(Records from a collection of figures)

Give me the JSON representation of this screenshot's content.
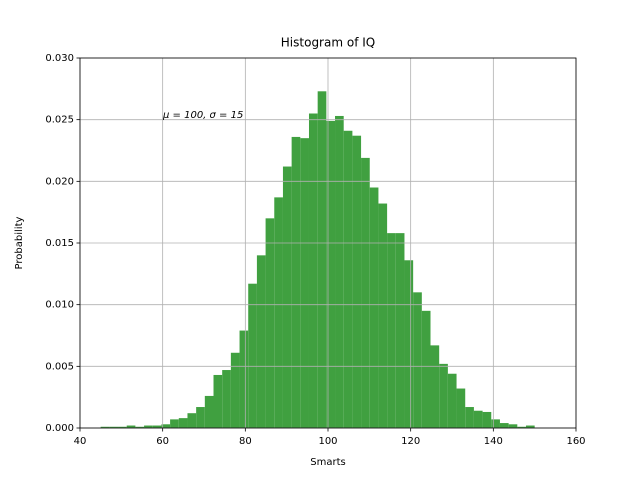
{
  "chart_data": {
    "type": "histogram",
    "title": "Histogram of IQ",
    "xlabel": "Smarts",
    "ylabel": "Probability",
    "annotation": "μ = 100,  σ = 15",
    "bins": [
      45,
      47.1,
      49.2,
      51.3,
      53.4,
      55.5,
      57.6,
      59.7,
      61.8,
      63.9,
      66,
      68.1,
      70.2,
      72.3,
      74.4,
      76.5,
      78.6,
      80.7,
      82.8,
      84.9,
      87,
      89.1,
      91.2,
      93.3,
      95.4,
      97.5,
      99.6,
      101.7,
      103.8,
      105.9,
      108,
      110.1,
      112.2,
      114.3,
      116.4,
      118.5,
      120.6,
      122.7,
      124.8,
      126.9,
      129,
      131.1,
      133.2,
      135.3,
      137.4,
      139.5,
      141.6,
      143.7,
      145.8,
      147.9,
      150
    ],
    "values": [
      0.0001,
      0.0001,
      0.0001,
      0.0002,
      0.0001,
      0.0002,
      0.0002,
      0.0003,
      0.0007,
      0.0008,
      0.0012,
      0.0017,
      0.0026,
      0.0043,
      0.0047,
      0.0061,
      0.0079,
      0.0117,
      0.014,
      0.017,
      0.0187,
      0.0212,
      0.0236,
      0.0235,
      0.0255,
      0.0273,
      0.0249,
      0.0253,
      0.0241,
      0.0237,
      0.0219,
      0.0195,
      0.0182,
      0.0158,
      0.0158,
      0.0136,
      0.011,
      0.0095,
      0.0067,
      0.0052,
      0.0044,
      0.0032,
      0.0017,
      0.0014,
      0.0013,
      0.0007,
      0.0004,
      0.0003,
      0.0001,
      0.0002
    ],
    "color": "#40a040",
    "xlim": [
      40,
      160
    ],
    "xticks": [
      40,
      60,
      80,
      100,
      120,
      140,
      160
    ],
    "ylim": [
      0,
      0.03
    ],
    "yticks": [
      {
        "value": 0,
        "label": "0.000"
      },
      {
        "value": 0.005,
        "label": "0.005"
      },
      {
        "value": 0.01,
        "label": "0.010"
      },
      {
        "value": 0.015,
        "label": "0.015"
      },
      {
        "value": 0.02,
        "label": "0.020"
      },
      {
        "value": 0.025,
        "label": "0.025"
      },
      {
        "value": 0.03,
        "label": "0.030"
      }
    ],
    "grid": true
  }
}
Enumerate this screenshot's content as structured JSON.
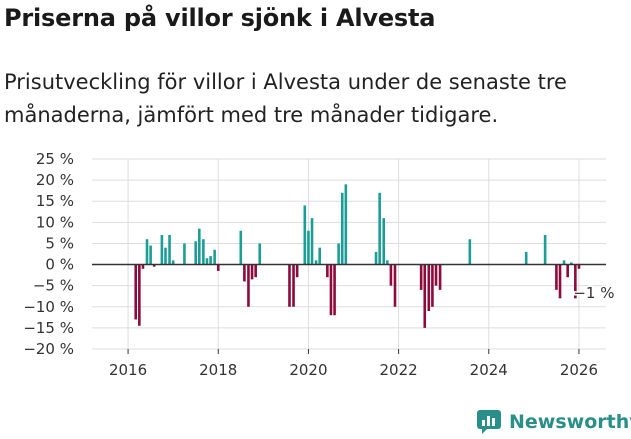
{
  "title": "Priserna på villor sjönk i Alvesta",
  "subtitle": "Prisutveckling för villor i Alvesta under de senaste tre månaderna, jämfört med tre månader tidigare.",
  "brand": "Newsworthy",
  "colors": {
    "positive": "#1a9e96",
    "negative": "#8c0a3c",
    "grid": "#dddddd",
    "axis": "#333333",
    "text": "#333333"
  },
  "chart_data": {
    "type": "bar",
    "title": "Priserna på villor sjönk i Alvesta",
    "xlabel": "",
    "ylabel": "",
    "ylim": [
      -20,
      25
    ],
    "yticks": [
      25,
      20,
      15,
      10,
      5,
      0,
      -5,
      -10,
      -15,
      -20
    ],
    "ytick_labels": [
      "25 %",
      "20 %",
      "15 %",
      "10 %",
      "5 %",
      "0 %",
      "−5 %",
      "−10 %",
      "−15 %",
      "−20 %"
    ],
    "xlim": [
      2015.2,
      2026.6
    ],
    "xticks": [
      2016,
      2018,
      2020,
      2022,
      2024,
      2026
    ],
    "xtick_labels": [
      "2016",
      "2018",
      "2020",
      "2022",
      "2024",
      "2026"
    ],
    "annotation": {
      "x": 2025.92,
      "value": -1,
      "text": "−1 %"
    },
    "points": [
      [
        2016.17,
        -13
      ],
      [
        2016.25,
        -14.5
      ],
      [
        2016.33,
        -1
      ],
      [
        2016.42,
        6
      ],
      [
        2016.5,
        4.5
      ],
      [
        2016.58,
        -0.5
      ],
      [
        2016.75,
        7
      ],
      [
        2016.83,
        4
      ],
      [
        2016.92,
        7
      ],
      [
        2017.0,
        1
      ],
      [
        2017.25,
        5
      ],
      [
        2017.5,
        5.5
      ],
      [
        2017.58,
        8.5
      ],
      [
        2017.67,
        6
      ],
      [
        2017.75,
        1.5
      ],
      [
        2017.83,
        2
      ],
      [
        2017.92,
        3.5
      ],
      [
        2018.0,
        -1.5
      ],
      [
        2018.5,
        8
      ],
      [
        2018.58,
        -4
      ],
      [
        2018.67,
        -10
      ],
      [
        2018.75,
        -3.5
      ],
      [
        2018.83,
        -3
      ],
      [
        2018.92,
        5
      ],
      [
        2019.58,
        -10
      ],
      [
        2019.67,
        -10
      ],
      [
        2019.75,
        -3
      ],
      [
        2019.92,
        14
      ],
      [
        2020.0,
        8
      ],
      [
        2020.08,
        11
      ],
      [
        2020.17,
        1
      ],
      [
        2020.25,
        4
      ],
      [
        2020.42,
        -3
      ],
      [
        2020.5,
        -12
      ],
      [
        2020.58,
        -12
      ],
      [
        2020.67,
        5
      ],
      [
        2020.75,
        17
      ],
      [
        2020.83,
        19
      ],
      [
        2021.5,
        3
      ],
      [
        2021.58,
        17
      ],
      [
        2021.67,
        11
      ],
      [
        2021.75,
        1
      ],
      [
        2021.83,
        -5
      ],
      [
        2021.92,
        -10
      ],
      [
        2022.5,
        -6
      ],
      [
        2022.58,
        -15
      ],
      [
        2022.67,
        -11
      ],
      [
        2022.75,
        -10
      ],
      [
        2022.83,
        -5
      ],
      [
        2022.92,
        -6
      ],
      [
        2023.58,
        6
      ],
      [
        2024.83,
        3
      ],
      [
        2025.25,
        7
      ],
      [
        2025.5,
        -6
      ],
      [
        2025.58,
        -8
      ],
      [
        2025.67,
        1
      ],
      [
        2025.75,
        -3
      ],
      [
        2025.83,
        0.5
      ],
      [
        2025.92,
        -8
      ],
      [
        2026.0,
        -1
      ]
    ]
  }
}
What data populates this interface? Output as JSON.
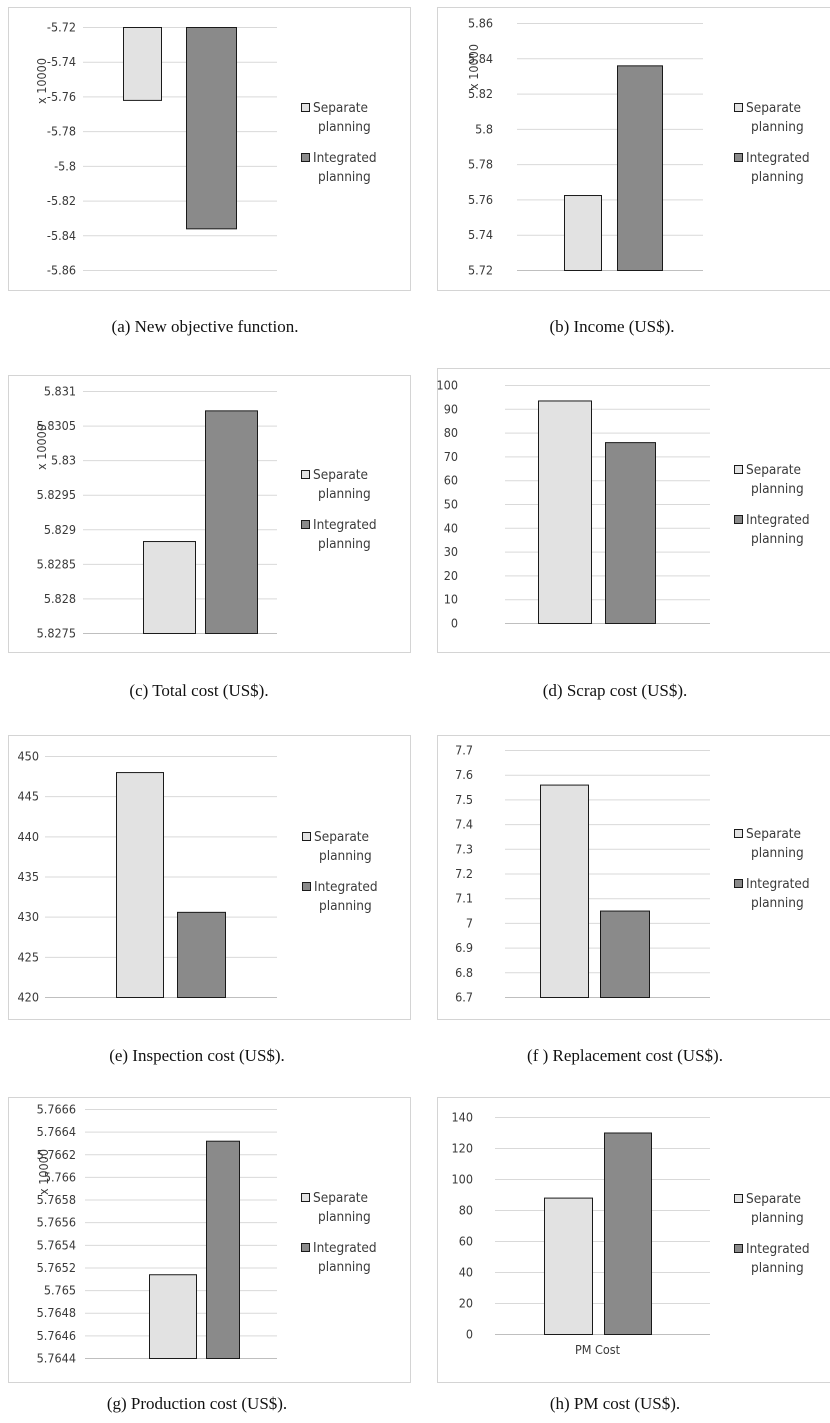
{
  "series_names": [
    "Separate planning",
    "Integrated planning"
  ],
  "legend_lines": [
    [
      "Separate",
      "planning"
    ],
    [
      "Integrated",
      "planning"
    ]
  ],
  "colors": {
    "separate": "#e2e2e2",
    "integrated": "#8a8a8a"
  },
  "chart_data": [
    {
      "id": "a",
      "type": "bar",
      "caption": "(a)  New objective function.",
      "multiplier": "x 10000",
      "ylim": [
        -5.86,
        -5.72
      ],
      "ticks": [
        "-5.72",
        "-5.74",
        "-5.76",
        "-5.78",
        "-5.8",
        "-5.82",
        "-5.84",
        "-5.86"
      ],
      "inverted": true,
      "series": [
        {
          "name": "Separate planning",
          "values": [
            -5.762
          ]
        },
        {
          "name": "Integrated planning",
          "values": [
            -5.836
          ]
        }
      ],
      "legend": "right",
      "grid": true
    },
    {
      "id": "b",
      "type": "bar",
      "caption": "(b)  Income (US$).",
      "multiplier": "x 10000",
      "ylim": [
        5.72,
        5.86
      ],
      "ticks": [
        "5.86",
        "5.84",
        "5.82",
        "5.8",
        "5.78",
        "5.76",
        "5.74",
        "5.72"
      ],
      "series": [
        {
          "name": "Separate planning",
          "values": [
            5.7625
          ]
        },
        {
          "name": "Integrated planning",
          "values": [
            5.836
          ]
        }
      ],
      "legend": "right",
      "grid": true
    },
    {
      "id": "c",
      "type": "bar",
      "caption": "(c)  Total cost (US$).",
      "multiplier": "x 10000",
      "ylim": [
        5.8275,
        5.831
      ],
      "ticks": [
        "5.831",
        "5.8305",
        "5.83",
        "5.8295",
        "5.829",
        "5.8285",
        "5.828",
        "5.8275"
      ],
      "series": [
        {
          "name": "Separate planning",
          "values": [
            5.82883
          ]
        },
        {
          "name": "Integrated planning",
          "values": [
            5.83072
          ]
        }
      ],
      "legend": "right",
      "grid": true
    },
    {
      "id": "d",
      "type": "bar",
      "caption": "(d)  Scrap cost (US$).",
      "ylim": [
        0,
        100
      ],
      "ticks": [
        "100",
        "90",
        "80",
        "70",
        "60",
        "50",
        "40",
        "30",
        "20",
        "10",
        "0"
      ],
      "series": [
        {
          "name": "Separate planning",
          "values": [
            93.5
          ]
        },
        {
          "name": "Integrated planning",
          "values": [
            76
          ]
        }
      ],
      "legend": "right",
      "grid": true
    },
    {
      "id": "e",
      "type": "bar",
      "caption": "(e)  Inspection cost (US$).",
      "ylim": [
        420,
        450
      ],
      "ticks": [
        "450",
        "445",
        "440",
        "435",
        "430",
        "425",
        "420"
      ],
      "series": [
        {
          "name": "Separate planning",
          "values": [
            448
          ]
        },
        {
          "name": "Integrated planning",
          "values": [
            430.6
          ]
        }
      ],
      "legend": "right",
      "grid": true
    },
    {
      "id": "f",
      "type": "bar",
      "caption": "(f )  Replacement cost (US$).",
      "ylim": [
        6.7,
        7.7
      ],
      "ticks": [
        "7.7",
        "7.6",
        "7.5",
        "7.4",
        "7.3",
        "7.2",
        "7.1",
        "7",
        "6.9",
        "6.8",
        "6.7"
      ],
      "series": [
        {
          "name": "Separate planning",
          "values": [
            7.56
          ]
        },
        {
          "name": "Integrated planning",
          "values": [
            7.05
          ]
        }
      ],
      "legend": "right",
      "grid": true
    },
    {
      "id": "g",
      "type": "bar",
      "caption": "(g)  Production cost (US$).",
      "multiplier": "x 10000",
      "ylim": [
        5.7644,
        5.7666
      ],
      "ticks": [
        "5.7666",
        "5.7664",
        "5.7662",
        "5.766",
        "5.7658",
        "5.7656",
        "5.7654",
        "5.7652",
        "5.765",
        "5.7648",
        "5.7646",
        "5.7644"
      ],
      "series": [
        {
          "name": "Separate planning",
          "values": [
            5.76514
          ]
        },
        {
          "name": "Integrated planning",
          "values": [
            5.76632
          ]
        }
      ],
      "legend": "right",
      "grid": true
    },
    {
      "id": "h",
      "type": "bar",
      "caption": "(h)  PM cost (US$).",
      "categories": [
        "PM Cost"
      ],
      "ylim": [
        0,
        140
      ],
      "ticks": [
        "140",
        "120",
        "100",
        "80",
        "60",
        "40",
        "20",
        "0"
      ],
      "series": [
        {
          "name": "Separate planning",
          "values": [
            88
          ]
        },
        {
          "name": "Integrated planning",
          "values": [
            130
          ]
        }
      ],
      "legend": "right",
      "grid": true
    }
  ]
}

==

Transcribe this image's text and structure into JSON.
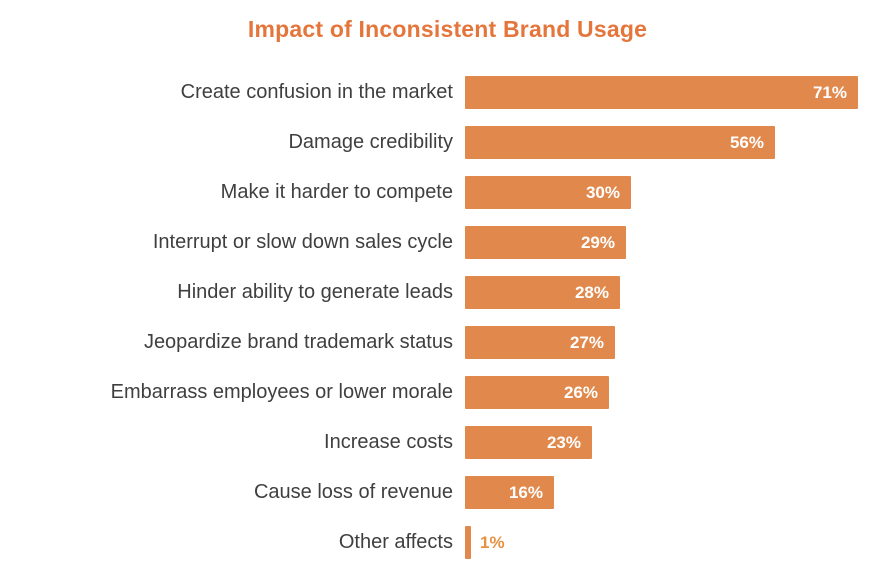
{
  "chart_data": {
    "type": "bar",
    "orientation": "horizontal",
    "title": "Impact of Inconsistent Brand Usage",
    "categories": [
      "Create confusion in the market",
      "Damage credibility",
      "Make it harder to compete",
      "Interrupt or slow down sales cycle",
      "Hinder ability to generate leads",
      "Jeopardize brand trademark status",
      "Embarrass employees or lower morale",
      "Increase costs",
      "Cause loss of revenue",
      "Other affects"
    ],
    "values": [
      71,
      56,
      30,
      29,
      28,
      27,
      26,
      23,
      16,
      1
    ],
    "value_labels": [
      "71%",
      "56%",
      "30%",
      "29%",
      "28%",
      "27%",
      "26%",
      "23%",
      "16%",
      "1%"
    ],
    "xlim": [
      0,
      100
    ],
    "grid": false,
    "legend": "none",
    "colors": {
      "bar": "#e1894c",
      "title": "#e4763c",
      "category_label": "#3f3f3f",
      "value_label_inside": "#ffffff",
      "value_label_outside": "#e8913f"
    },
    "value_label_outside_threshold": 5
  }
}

...

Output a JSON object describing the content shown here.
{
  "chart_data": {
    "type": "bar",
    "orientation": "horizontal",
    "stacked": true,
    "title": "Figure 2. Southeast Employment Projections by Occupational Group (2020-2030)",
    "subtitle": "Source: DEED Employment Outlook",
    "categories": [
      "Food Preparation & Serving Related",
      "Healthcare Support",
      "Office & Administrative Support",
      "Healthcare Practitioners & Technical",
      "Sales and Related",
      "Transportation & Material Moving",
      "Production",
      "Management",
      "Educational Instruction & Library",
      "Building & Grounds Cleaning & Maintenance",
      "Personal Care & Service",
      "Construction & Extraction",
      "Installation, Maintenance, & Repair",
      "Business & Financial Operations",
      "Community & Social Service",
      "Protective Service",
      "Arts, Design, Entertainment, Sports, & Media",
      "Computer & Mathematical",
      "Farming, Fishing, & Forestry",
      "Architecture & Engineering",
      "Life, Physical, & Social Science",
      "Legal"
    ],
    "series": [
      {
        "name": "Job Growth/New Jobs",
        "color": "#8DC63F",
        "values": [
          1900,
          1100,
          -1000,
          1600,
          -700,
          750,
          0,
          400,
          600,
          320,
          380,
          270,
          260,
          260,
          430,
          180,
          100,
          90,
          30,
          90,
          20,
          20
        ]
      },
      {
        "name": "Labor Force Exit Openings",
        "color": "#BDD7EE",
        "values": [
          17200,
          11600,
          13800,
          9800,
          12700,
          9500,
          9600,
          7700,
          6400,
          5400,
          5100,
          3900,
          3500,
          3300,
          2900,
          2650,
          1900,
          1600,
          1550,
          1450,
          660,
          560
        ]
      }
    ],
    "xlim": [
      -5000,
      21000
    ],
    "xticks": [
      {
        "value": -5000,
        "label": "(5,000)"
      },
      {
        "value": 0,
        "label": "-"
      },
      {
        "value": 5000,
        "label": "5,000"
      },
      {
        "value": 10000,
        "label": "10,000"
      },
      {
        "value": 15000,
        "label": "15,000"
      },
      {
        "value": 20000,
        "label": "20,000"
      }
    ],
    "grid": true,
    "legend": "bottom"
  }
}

▸ **GOAL**:
Scan the material above and determine how many lines include the word "Related"; report only the number.

▸ **TASK ANSWER**:
2